Find the string "label" in the data, then copy every line where it is found.

Excerpted records =>
----

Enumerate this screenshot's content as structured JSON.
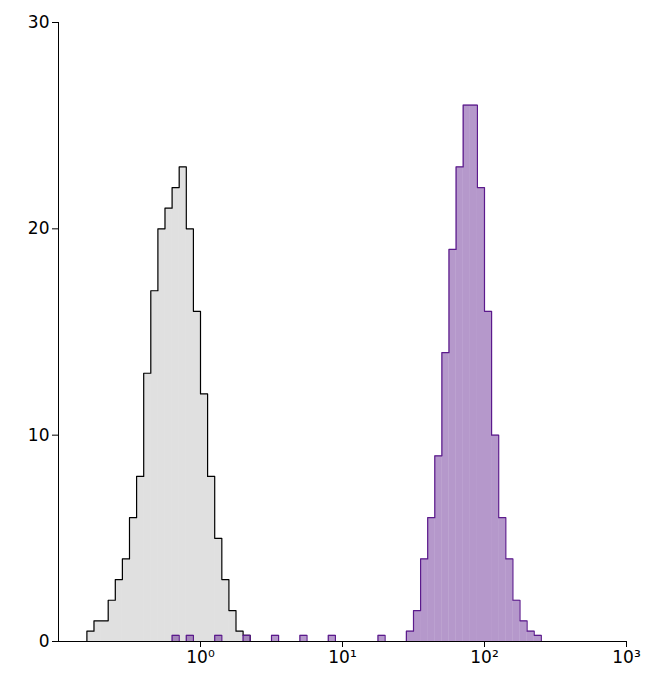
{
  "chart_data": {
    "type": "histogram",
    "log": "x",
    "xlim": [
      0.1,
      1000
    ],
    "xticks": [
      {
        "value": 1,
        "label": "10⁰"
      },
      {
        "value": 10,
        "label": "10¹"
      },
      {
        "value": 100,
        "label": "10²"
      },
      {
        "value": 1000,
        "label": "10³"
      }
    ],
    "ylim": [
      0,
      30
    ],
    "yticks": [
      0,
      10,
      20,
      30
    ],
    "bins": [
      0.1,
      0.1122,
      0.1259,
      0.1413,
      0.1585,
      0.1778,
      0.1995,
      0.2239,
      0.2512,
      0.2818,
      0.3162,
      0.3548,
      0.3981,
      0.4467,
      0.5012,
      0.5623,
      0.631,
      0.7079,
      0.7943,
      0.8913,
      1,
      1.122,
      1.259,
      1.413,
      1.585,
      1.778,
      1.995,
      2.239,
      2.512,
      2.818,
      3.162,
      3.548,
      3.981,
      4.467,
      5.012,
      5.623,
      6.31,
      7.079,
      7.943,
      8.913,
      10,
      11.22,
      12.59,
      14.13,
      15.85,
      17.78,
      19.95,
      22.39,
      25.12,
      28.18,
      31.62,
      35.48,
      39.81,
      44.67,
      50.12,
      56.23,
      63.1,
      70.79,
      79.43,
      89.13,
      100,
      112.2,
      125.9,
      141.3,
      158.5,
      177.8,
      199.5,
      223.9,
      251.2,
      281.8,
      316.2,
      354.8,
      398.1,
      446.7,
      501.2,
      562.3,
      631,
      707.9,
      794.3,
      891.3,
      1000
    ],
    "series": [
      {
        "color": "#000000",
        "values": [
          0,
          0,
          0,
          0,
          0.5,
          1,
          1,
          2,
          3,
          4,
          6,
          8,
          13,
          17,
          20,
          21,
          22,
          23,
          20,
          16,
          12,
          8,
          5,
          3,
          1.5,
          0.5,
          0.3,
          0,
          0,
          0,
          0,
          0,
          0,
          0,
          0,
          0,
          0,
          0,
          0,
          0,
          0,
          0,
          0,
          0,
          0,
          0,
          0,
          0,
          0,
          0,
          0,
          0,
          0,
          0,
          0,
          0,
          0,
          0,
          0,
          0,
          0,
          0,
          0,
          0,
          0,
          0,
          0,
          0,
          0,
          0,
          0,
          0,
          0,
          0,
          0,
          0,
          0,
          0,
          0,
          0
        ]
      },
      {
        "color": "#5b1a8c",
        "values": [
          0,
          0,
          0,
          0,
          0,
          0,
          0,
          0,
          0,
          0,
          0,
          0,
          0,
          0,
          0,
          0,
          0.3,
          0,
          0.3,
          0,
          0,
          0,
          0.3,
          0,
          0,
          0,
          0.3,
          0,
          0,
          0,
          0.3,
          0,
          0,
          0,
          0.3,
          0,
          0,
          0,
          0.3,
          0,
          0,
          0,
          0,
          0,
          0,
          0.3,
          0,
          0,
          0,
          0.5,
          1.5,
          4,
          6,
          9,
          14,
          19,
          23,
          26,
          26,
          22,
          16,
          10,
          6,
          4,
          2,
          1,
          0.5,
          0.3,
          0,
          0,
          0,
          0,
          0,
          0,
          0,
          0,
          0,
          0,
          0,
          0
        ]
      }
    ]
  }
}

----

Expected output =>
        "label": "10⁰"
        "label": "10¹"
        "label": "10²"
        "label": "10³"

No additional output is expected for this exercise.